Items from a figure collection
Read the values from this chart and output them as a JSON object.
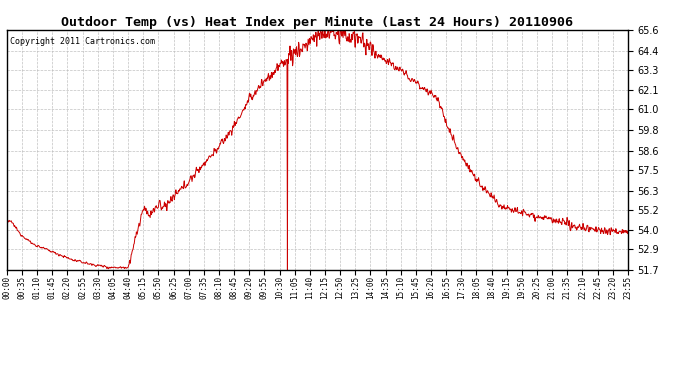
{
  "title": "Outdoor Temp (vs) Heat Index per Minute (Last 24 Hours) 20110906",
  "copyright": "Copyright 2011 Cartronics.com",
  "line_color": "#cc0000",
  "background_color": "#ffffff",
  "grid_color": "#bbbbbb",
  "ylim": [
    51.7,
    65.6
  ],
  "yticks": [
    51.7,
    52.9,
    54.0,
    55.2,
    56.3,
    57.5,
    58.6,
    59.8,
    61.0,
    62.1,
    63.3,
    64.4,
    65.6
  ],
  "xtick_labels": [
    "00:00",
    "00:35",
    "01:10",
    "01:45",
    "02:20",
    "02:55",
    "03:30",
    "04:05",
    "04:40",
    "05:15",
    "05:50",
    "06:25",
    "07:00",
    "07:35",
    "08:10",
    "08:45",
    "09:20",
    "09:55",
    "10:30",
    "11:05",
    "11:40",
    "12:15",
    "12:50",
    "13:25",
    "14:00",
    "14:35",
    "15:10",
    "15:45",
    "16:20",
    "16:55",
    "17:30",
    "18:05",
    "18:40",
    "19:15",
    "19:50",
    "20:25",
    "21:00",
    "21:35",
    "22:10",
    "22:45",
    "23:20",
    "23:55"
  ],
  "figsize": [
    6.9,
    3.75
  ],
  "dpi": 100
}
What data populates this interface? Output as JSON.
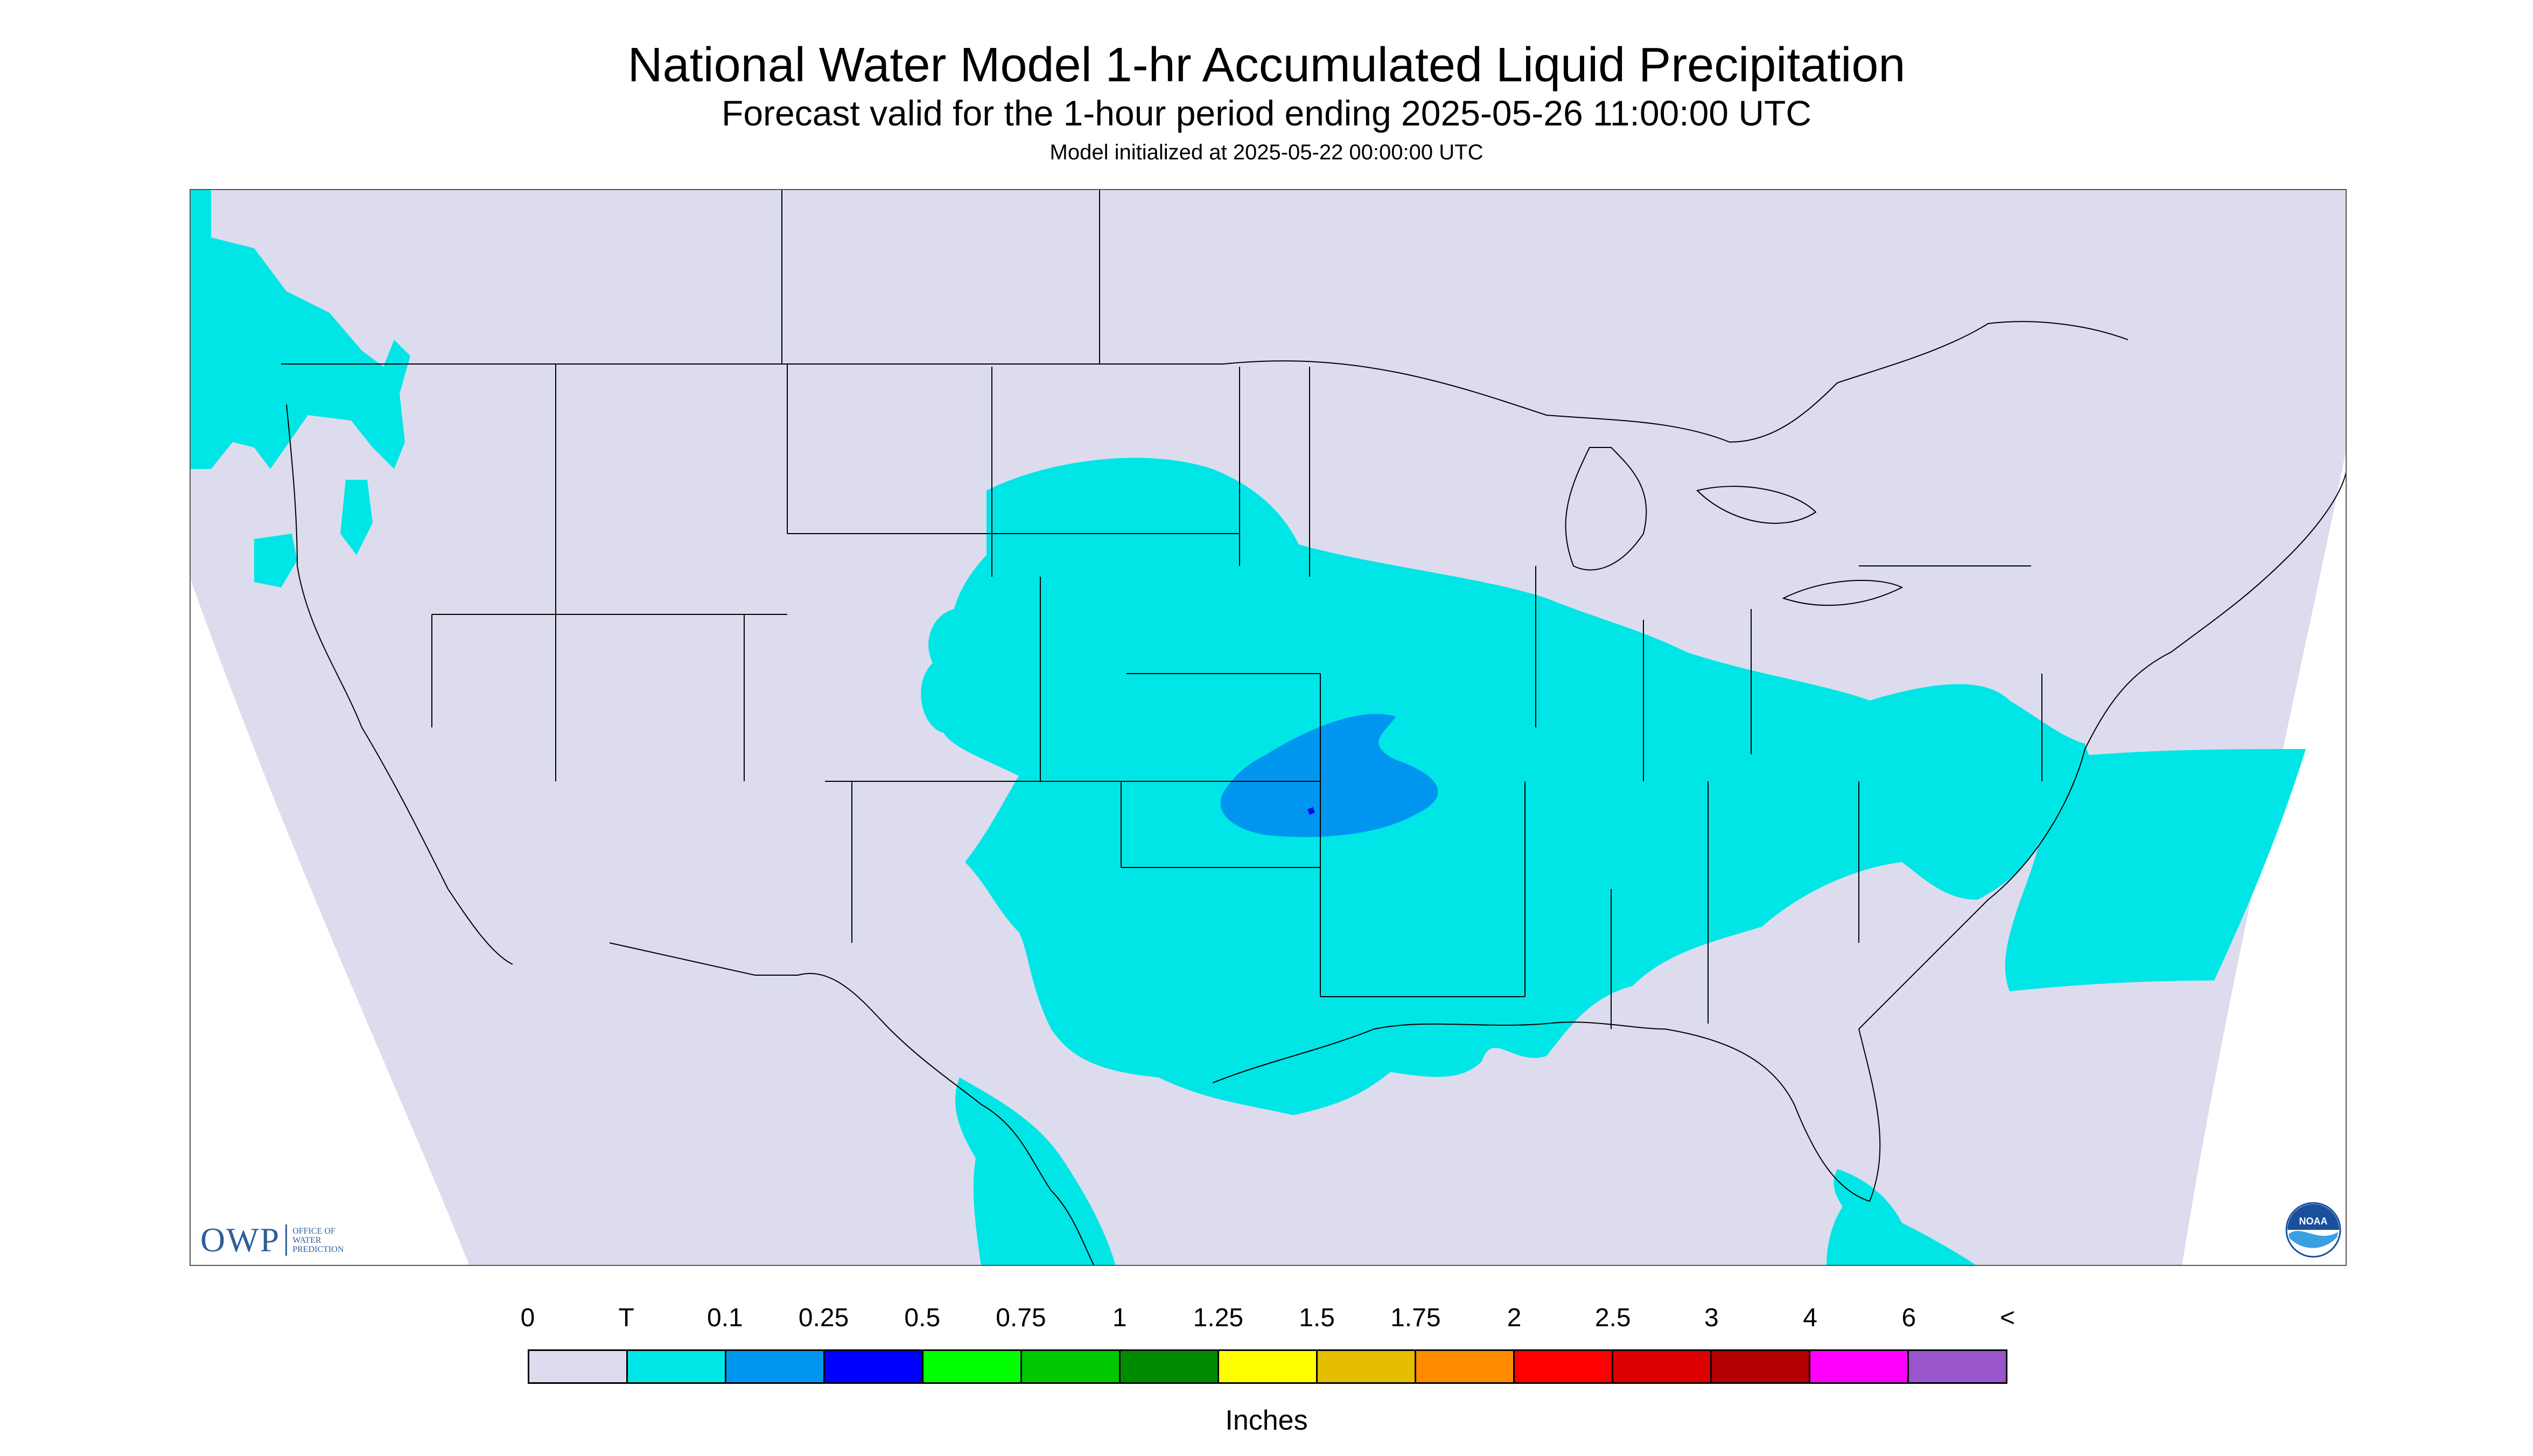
{
  "title": "National Water Model 1-hr Accumulated Liquid Precipitation",
  "subtitle": "Forecast valid for the 1-hour period ending 2025-05-26 11:00:00 UTC",
  "model_init": "Model initialized at 2025-05-22 00:00:00 UTC",
  "legend": {
    "unit": "Inches",
    "labels": [
      "0",
      "T",
      "0.1",
      "0.25",
      "0.5",
      "0.75",
      "1",
      "1.25",
      "1.5",
      "1.75",
      "2",
      "2.5",
      "3",
      "4",
      "6",
      "<"
    ],
    "colors": [
      "#dcdcee",
      "#00e6e6",
      "#0096f0",
      "#0000ff",
      "#00ff00",
      "#00c800",
      "#008c00",
      "#ffff00",
      "#e6be00",
      "#ff8c00",
      "#ff0000",
      "#dc0000",
      "#b40000",
      "#ff00ff",
      "#9955cc"
    ]
  },
  "logos": {
    "owp_mark": "OWP",
    "owp_text": [
      "OFFICE OF",
      "WATER",
      "PREDICTION"
    ],
    "noaa": "NOAA"
  },
  "colors": {
    "background": "#dcdcee",
    "trace": "#00e6e6",
    "light": "#0096f0",
    "border": "#000000"
  }
}
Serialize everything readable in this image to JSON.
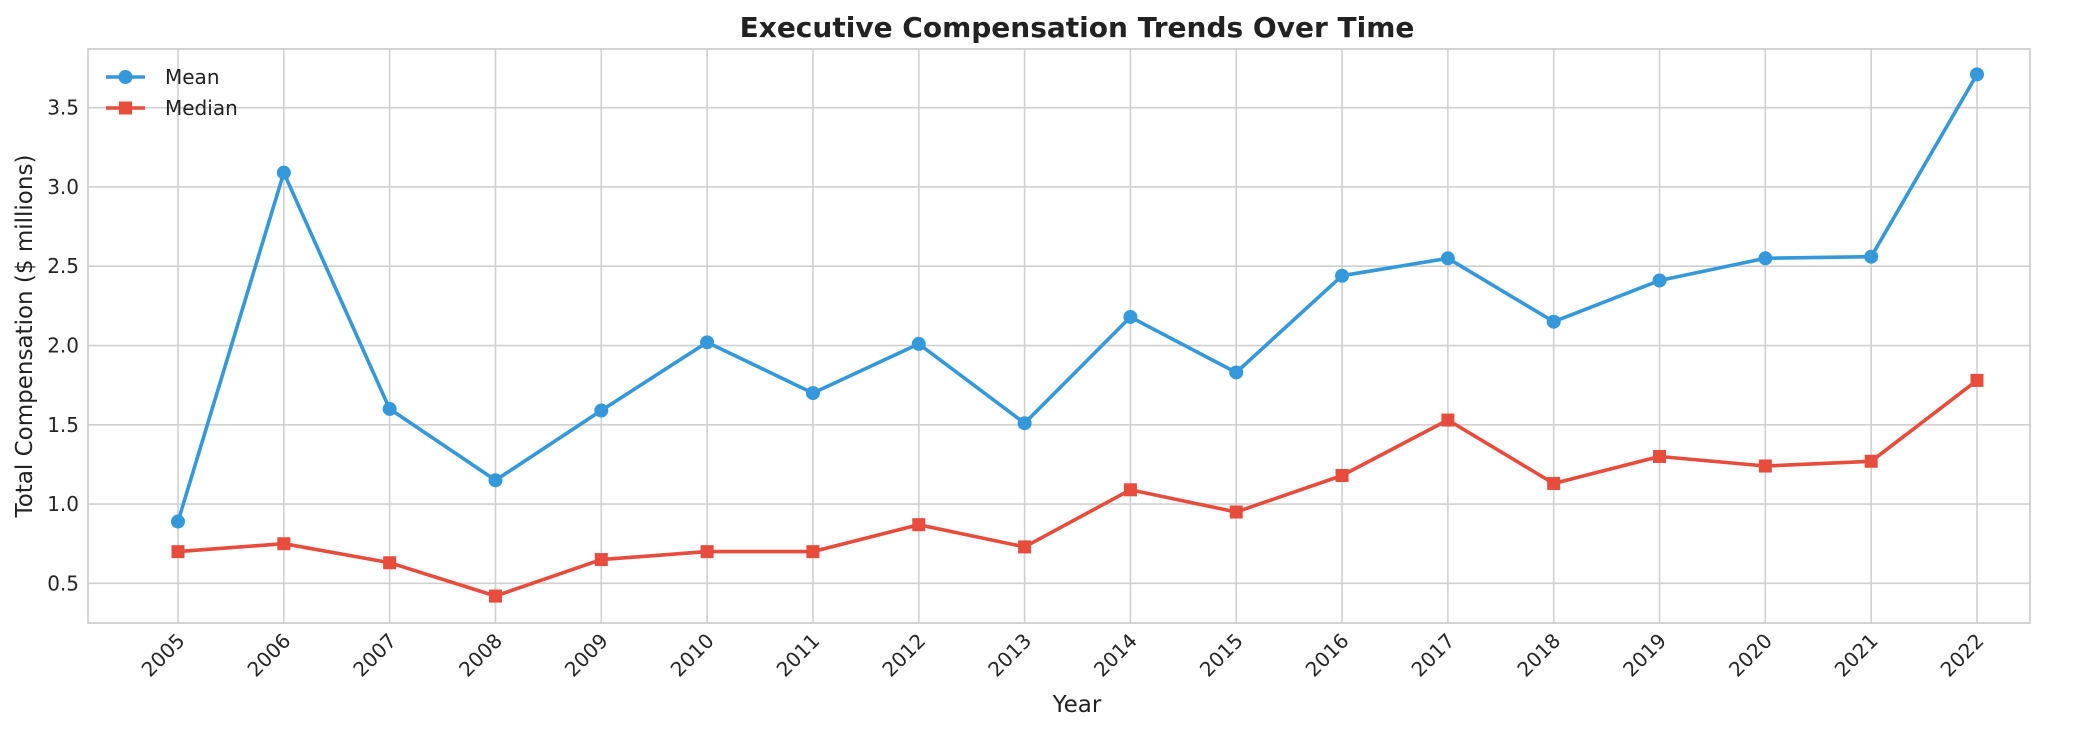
{
  "chart_data": {
    "type": "line",
    "title": "Executive Compensation Trends Over Time",
    "xlabel": "Year",
    "ylabel": "Total Compensation ($ millions)",
    "categories": [
      "2005",
      "2006",
      "2007",
      "2008",
      "2009",
      "2010",
      "2011",
      "2012",
      "2013",
      "2014",
      "2015",
      "2016",
      "2017",
      "2018",
      "2019",
      "2020",
      "2021",
      "2022"
    ],
    "ylim": [
      0.25,
      3.87
    ],
    "yticks": [
      "0.5",
      "1.0",
      "1.5",
      "2.0",
      "2.5",
      "3.0",
      "3.5"
    ],
    "grid": true,
    "legend_position": "top-left",
    "series": [
      {
        "name": "Mean",
        "color": "#3498db",
        "marker": "circle",
        "values": [
          0.89,
          3.09,
          1.6,
          1.15,
          1.59,
          2.02,
          1.7,
          2.01,
          1.51,
          2.18,
          1.83,
          2.44,
          2.55,
          2.15,
          2.41,
          2.55,
          2.56,
          3.71
        ]
      },
      {
        "name": "Median",
        "color": "#e74c3c",
        "marker": "square",
        "values": [
          0.7,
          0.75,
          0.63,
          0.42,
          0.65,
          0.7,
          0.7,
          0.87,
          0.73,
          1.09,
          0.95,
          1.18,
          1.53,
          1.13,
          1.3,
          1.24,
          1.27,
          1.78
        ]
      }
    ]
  }
}
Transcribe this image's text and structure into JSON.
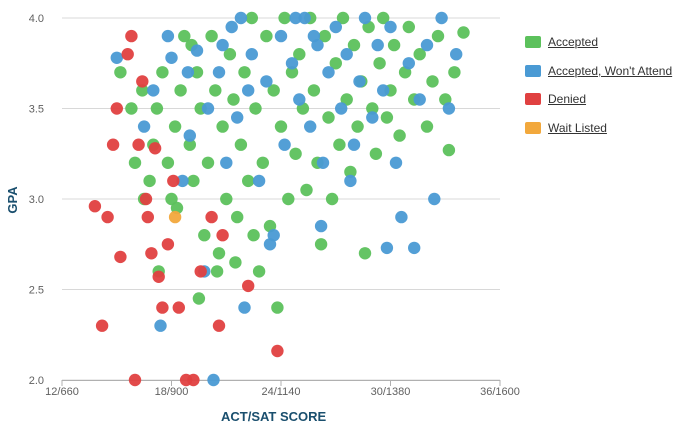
{
  "chart_data": {
    "type": "scatter",
    "title": "",
    "xlabel": "ACT/SAT SCORE",
    "ylabel": "GPA",
    "xlim": [
      12,
      36
    ],
    "ylim": [
      2.0,
      4.0
    ],
    "x_ticks": [
      12,
      18,
      24,
      30,
      36
    ],
    "x_tick_labels": [
      "12/660",
      "18/900",
      "24/1140",
      "30/1380",
      "36/1600"
    ],
    "y_ticks": [
      2.0,
      2.5,
      3.0,
      3.5,
      4.0
    ],
    "y_tick_labels": [
      "2.0",
      "2.5",
      "3.0",
      "3.5",
      "4.0"
    ],
    "grid": "horizontal",
    "legend_position": "right",
    "series": [
      {
        "name": "Accepted",
        "color": "#5cc15c",
        "points": [
          [
            15.2,
            3.7
          ],
          [
            15.8,
            3.5
          ],
          [
            16,
            3.2
          ],
          [
            16.4,
            3.6
          ],
          [
            16.8,
            3.1
          ],
          [
            17,
            3.3
          ],
          [
            17.2,
            3.5
          ],
          [
            17.5,
            3.7
          ],
          [
            17.8,
            3.2
          ],
          [
            18,
            3.0
          ],
          [
            18.2,
            3.4
          ],
          [
            18.5,
            3.6
          ],
          [
            18.7,
            3.9
          ],
          [
            19,
            3.3
          ],
          [
            19.2,
            3.1
          ],
          [
            19.4,
            3.7
          ],
          [
            19.6,
            3.5
          ],
          [
            19.8,
            2.8
          ],
          [
            20,
            3.2
          ],
          [
            20.2,
            3.9
          ],
          [
            20.4,
            3.6
          ],
          [
            20.6,
            2.7
          ],
          [
            20.8,
            3.4
          ],
          [
            21,
            3.0
          ],
          [
            21.2,
            3.8
          ],
          [
            21.4,
            3.55
          ],
          [
            21.6,
            2.9
          ],
          [
            21.8,
            3.3
          ],
          [
            22,
            3.7
          ],
          [
            22.2,
            3.1
          ],
          [
            22.4,
            4.0
          ],
          [
            22.6,
            3.5
          ],
          [
            22.8,
            2.6
          ],
          [
            23,
            3.2
          ],
          [
            23.2,
            3.9
          ],
          [
            23.4,
            2.85
          ],
          [
            23.6,
            3.6
          ],
          [
            23.8,
            2.4
          ],
          [
            24,
            3.4
          ],
          [
            24.2,
            4.0
          ],
          [
            24.4,
            3.0
          ],
          [
            24.6,
            3.7
          ],
          [
            24.8,
            3.25
          ],
          [
            25,
            3.8
          ],
          [
            25.2,
            3.5
          ],
          [
            25.4,
            3.05
          ],
          [
            25.6,
            4.0
          ],
          [
            25.8,
            3.6
          ],
          [
            26,
            3.2
          ],
          [
            26.2,
            2.75
          ],
          [
            26.4,
            3.9
          ],
          [
            26.6,
            3.45
          ],
          [
            26.8,
            3.0
          ],
          [
            27,
            3.75
          ],
          [
            27.2,
            3.3
          ],
          [
            27.4,
            4.0
          ],
          [
            27.6,
            3.55
          ],
          [
            27.8,
            3.15
          ],
          [
            28,
            3.85
          ],
          [
            28.2,
            3.4
          ],
          [
            28.4,
            3.65
          ],
          [
            28.6,
            2.7
          ],
          [
            28.8,
            3.95
          ],
          [
            29,
            3.5
          ],
          [
            29.2,
            3.25
          ],
          [
            29.4,
            3.75
          ],
          [
            29.6,
            4.0
          ],
          [
            29.8,
            3.45
          ],
          [
            30,
            3.6
          ],
          [
            30.2,
            3.85
          ],
          [
            30.5,
            3.35
          ],
          [
            30.8,
            3.7
          ],
          [
            31,
            3.95
          ],
          [
            31.3,
            3.55
          ],
          [
            31.6,
            3.8
          ],
          [
            32,
            3.4
          ],
          [
            32.3,
            3.65
          ],
          [
            32.6,
            3.9
          ],
          [
            33,
            3.55
          ],
          [
            33.2,
            3.27
          ],
          [
            33.5,
            3.7
          ],
          [
            34,
            3.92
          ],
          [
            16.5,
            3.0
          ],
          [
            17.3,
            2.6
          ],
          [
            18.3,
            2.95
          ],
          [
            19.5,
            2.45
          ],
          [
            20.5,
            2.6
          ],
          [
            21.5,
            2.65
          ],
          [
            22.5,
            2.8
          ],
          [
            19.1,
            3.85
          ]
        ]
      },
      {
        "name": "Accepted, Won't Attend",
        "color": "#4a9ad4",
        "points": [
          [
            15,
            3.78
          ],
          [
            16.5,
            3.4
          ],
          [
            17,
            3.6
          ],
          [
            17.4,
            2.3
          ],
          [
            17.8,
            3.9
          ],
          [
            18,
            3.78
          ],
          [
            18.6,
            3.1
          ],
          [
            19,
            3.35
          ],
          [
            19.4,
            3.82
          ],
          [
            19.8,
            2.6
          ],
          [
            20,
            3.5
          ],
          [
            20.3,
            2.0
          ],
          [
            20.6,
            3.7
          ],
          [
            21,
            3.2
          ],
          [
            21.3,
            3.95
          ],
          [
            21.6,
            3.45
          ],
          [
            22,
            2.4
          ],
          [
            22.4,
            3.8
          ],
          [
            22.8,
            3.1
          ],
          [
            23.2,
            3.65
          ],
          [
            23.6,
            2.8
          ],
          [
            24,
            3.9
          ],
          [
            24.2,
            3.3
          ],
          [
            24.6,
            3.75
          ],
          [
            25,
            3.55
          ],
          [
            25.3,
            4.0
          ],
          [
            25.6,
            3.4
          ],
          [
            26,
            3.85
          ],
          [
            26.3,
            3.2
          ],
          [
            26.6,
            3.7
          ],
          [
            27,
            3.95
          ],
          [
            27.3,
            3.5
          ],
          [
            27.6,
            3.8
          ],
          [
            28,
            3.3
          ],
          [
            28.3,
            3.65
          ],
          [
            28.6,
            4.0
          ],
          [
            29,
            3.45
          ],
          [
            29.3,
            3.85
          ],
          [
            29.6,
            3.6
          ],
          [
            30,
            3.95
          ],
          [
            30.3,
            3.2
          ],
          [
            30.6,
            2.9
          ],
          [
            31,
            3.75
          ],
          [
            31.3,
            2.73
          ],
          [
            31.6,
            3.55
          ],
          [
            32,
            3.85
          ],
          [
            32.4,
            3.0
          ],
          [
            32.8,
            4.0
          ],
          [
            33.2,
            3.5
          ],
          [
            33.6,
            3.8
          ],
          [
            29.8,
            2.73
          ],
          [
            26.2,
            2.85
          ],
          [
            23.4,
            2.75
          ],
          [
            27.8,
            3.1
          ],
          [
            25.8,
            3.9
          ],
          [
            24.8,
            4.0
          ],
          [
            22.2,
            3.6
          ],
          [
            21.8,
            4.0
          ],
          [
            20.8,
            3.85
          ],
          [
            18.9,
            3.7
          ]
        ]
      },
      {
        "name": "Denied",
        "color": "#e04040",
        "points": [
          [
            13.8,
            2.96
          ],
          [
            14.2,
            2.3
          ],
          [
            14.5,
            2.9
          ],
          [
            14.8,
            3.3
          ],
          [
            15,
            3.5
          ],
          [
            15.2,
            2.68
          ],
          [
            15.6,
            3.8
          ],
          [
            16,
            2.0
          ],
          [
            16.2,
            3.3
          ],
          [
            16.4,
            3.65
          ],
          [
            16.7,
            2.9
          ],
          [
            16.9,
            2.7
          ],
          [
            17.1,
            3.28
          ],
          [
            17.3,
            2.57
          ],
          [
            17.5,
            2.4
          ],
          [
            17.8,
            2.75
          ],
          [
            18.1,
            3.1
          ],
          [
            18.4,
            2.4
          ],
          [
            18.8,
            2.0
          ],
          [
            19.2,
            2.0
          ],
          [
            19.6,
            2.6
          ],
          [
            20.2,
            2.9
          ],
          [
            20.6,
            2.3
          ],
          [
            20.8,
            2.8
          ],
          [
            22.2,
            2.52
          ],
          [
            23.8,
            2.16
          ],
          [
            15.8,
            3.9
          ],
          [
            16.6,
            3.0
          ]
        ]
      },
      {
        "name": "Wait Listed",
        "color": "#f2a83c",
        "points": [
          [
            18.2,
            2.9
          ]
        ]
      }
    ]
  }
}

■ SET EXERCISE
State the number of lines in the records that contain the string "ylabel", and nothing more.

■ RESULT FOR THIS EXERCISE
2